→ Exercise set:
1. Rewrite the stretch of the Pattinson article from "For two days, Pattinson" through "his beautiful wife.", replacing "hotel" with "resort".
2. List every person mentioned by name in the Pattinson article.
3. Answer each question from the Pattinson article.
(a) On what day does "Water for Elephants" open?
(b) Who wrote the bestseller the film is based on?
(c) Who flanks Pattinson when he enters the conference room?

───── Given text

For two days, Pattinson has been holed up at this luxury beachfront hotel, talking to swarms of reporters, bloggers, and television crews about his latest film, the Depression-era drama “Water for Elephants’’ that opens Friday. Based on the romantic bestseller by Sara Gruen, it’s the story of a young veterinary student (played by Pattinson) who, after losing his parents in a tragic accident, jumps a circus train and falls in with the crew, including the show’s brutal and ambitious owner and his beautiful wife.

Costarring Oscar winners Reese Witherspoon and Christoph Waltz, the film marks Pattinson’s first big-budget role since “Twilight’’ turned him into a pop-culture sensation. If the young actor hopes to have a broad career beyond the B-movie (some would say C-movie) realm of angsty teen vampires, “Water for Elephants’’ could smooth the way.

When the conference room door finally swings open and the superstar lopes in — shuttled apparently through some sort of underground utility tunnel — he is flanked by his manager and a massive bodyguard. The blonde waits nearby, not smiling now, but looking at her phone, her schedule, listening to the voice on the headset.

In the windowless hallway beyond, a cluster of studio types mill about, texting, talking about what’s next, who’s next. Off to one side is another man, eyes like black ice, who looks as if he would happily sink a steel throwing star in your left temple if you made one wrong move.

──────────
───── Entries supplied

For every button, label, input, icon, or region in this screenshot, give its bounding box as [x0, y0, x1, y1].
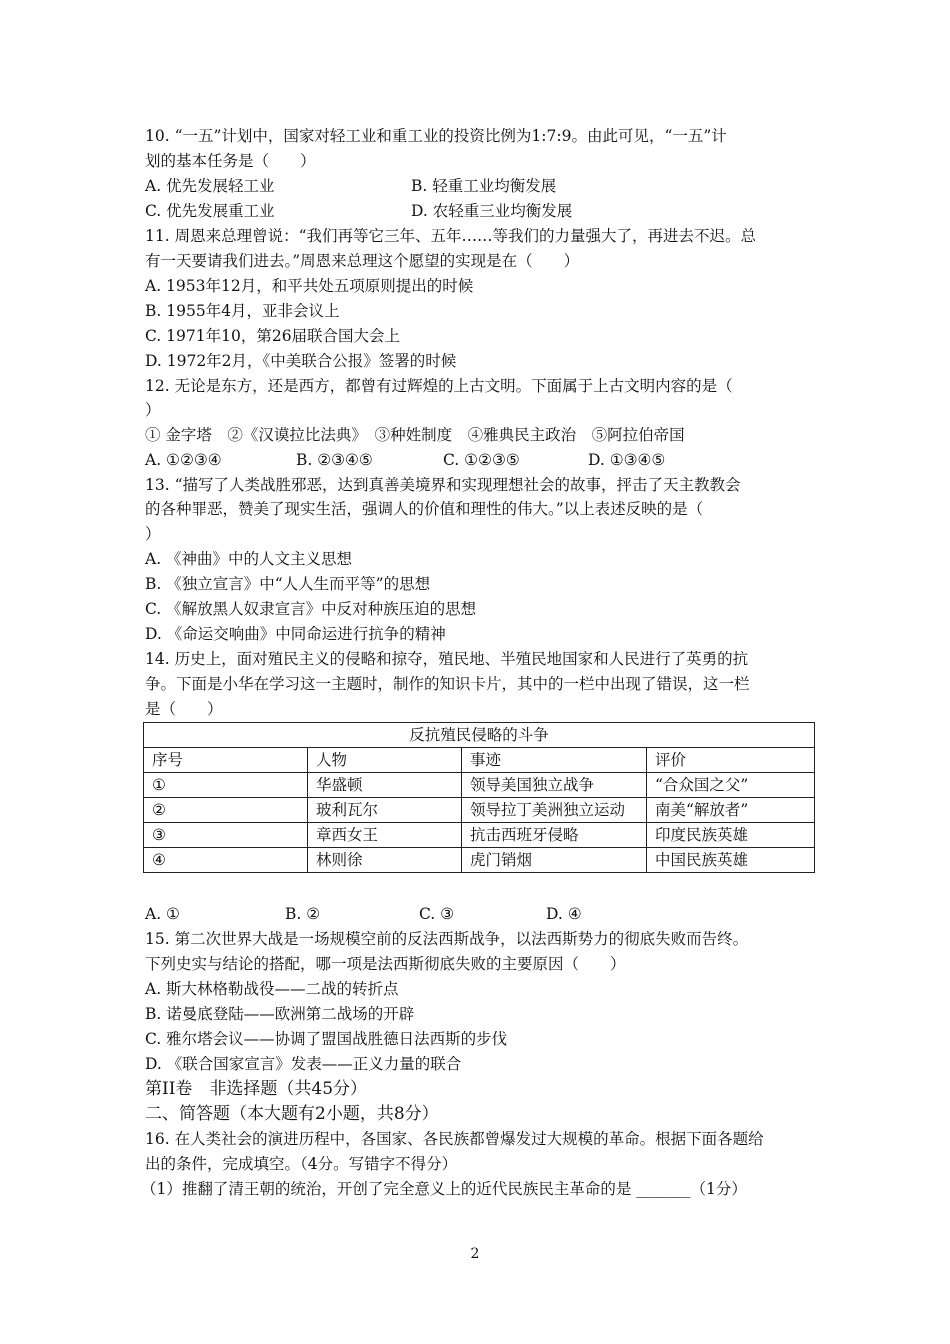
- q10-option-d: D. 农轻重三业均衡发展: [411, 202, 573, 220]
- page-number: 2: [470, 1246, 480, 1262]
- table-cell: ③: [144, 823, 308, 848]
- table-row: [144, 773, 815, 798]
- table-cell: 抗击西班牙侵略: [462, 823, 647, 848]
- table-row: [144, 823, 815, 848]
- table-cell: 虎门销烟: [462, 848, 647, 873]
- q13-stem-line3: ）: [145, 525, 161, 543]
- table-cell: 中国民族英雄: [647, 848, 815, 873]
- q13-stem-line1: 13. “描写了人类战胜邪恶，达到真善美境界和实现理想社会的故事，抨击了天主教教会: [145, 476, 741, 494]
- q13-stem-line2: 的各种罪恶，赞美了现实生活，强调人的价值和理性的伟大。”以上表述反映的是（: [145, 500, 704, 518]
- q14-option-d: D. ④: [546, 905, 582, 923]
- table-caption-row: [144, 723, 815, 748]
- q12-items: ① 金字塔 ②《汉谟拉比法典》 ③种姓制度 ④雅典民主政治 ⑤阿拉伯帝国: [145, 426, 685, 444]
- q14-option-b: B. ②: [285, 905, 321, 923]
- q15-stem-line2: 下列史实与结论的搭配，哪一项是法西斯彻底失败的主要原因（ ）: [145, 955, 626, 973]
- q10-option-a: A. 优先发展轻工业: [145, 177, 275, 195]
- q14-stem-line1: 14. 历史上，面对殖民主义的侵略和掠夺，殖民地、半殖民地国家和人民进行了英勇的抗: [145, 650, 749, 668]
- column-header: 序号: [144, 748, 308, 773]
- table-cell: “合众国之父”: [647, 773, 815, 798]
- q16-stem-line2: 出的条件，完成填空。（4分。写错字不得分）: [145, 1155, 458, 1173]
- part-ii-title: 第II卷 非选择题（共45分）: [145, 1079, 368, 1099]
- table-cell: 玻利瓦尔: [308, 798, 462, 823]
- q10-stem-line1: 10. “一五”计划中，国家对轻工业和重工业的投资比例为1:7:9。由此可见，“一五”计: [145, 127, 727, 145]
- table-cell: 林则徐: [308, 848, 462, 873]
- q13-option-b: B. 《独立宣言》中“人人生而平等”的思想: [145, 575, 431, 593]
- table-cell: 印度民族英雄: [647, 823, 815, 848]
- table-cell: 领导美国独立战争: [462, 773, 647, 798]
- table-cell: ②: [144, 798, 308, 823]
- table-caption: 反抗殖民侵略的斗争: [144, 723, 815, 748]
- q15-option-d: D. 《联合国家宣言》发表——正义力量的联合: [145, 1055, 462, 1073]
- table-cell: 南美“解放者”: [647, 798, 815, 823]
- table-header-row: [144, 748, 815, 773]
- table-row: [144, 798, 815, 823]
- q14-stem-line3: 是（ ）: [145, 700, 223, 718]
- q12-option-b: B. ②③④⑤: [296, 451, 373, 469]
- q11-stem-line2: 有一天要请我们进去。”周恩来总理这个愿望的实现是在（ ）: [145, 252, 580, 270]
- q11-option-d: D. 1972年2月，《中美联合公报》签署的时候: [145, 352, 457, 370]
- q12-option-a: A. ①②③④: [145, 451, 222, 469]
- q13-option-a: A. 《神曲》中的人文主义思想: [145, 550, 353, 568]
- q14-option-c: C. ③: [419, 905, 455, 923]
- q13-option-d: D. 《命运交响曲》中同命运进行抗争的精神: [145, 625, 446, 643]
- column-header: 评价: [647, 748, 815, 773]
- q15-option-a: A. 斯大林格勒战役——二战的转折点: [145, 980, 399, 998]
- column-header: 人物: [308, 748, 462, 773]
- q12-option-c: C. ①②③⑤: [443, 451, 520, 469]
- q14-stem-line2: 争。下面是小华在学习这一主题时，制作的知识卡片，其中的一栏中出现了错误，这一栏: [145, 675, 750, 693]
- table-row: [144, 848, 815, 873]
- q16-sub-question-1: （1）推翻了清王朝的统治，开创了完全意义上的近代民族民主革命的是 _______（1分）: [141, 1180, 747, 1198]
- q11-option-c: C. 1971年10，第26届联合国大会上: [145, 327, 401, 345]
- q13-option-c: C. 《解放黑人奴隶宣言》中反对种族压迫的思想: [145, 600, 477, 618]
- q12-stem-line2: ）: [145, 401, 161, 419]
- table-cell: ④: [144, 848, 308, 873]
- table-cell: 章西女王: [308, 823, 462, 848]
- q15-stem-line1: 15. 第二次世界大战是一场规模空前的反法西斯战争，以法西斯势力的彻底失败而告终。: [145, 930, 749, 948]
- table-cell: 华盛顿: [308, 773, 462, 798]
- section-heading: 二、简答题（本大题有2小题，共8分）: [145, 1104, 439, 1124]
- q11-stem-line1: 11. 周恩来总理曾说：“我们再等它三年、五年……等我们的力量强大了，再进去不迟。总: [145, 227, 757, 245]
- q15-option-c: C. 雅尔塔会议——协调了盟国战胜德日法西斯的步伐: [145, 1030, 508, 1048]
- q12-option-d: D. ①③④⑤: [588, 451, 666, 469]
- q16-stem-line1: 16. 在人类社会的演进历程中，各国家、各民族都曾爆发过大规模的革命。根据下面各题给: [145, 1130, 764, 1148]
- q11-option-b: B. 1955年4月，亚非会议上: [145, 302, 340, 320]
- q10-stem-line2: 划的基本任务是（ ）: [145, 152, 316, 170]
- knowledge-card-table: [143, 722, 815, 873]
- q11-option-a: A. 1953年12月，和平共处五项原则提出的时候: [145, 277, 474, 295]
- q15-option-b: B. 诺曼底登陆——欧洲第二战场的开辟: [145, 1005, 415, 1023]
- column-header: 事迹: [462, 748, 647, 773]
- q10-option-c: C. 优先发展重工业: [145, 202, 275, 220]
- q10-option-b: B. 轻重工业均衡发展: [411, 177, 557, 195]
- q14-option-a: A. ①: [145, 905, 180, 923]
- table-cell: 领导拉丁美洲独立运动: [462, 798, 647, 823]
- q12-stem-line1: 12. 无论是东方，还是西方，都曾有过辉煌的上古文明。下面属于上古文明内容的是（: [145, 377, 733, 395]
- table-cell: ①: [144, 773, 308, 798]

──────────

→ Final results:
1.
For two days, Pattinson has been holed up at this luxury beachfront resort, talking to swarms of reporters, bloggers, and television crews about his latest film, the Depression-era drama “Water for Elephants’’ that opens Friday. Based on the romantic bestseller by Sara Gruen, it’s the story of a young veterinary student (played by Pattinson) who, after losing his parents in a tragic accident, jumps a circus train and falls in with the crew, including the show’s brutal and ambitious owner and his beautiful wife.

2.
Pattinson
Sara Gruen
Reese Witherspoon
Christoph Waltz

3.
(a) Friday
(b) Sara Gruen
(c) His manager and a massive bodyguard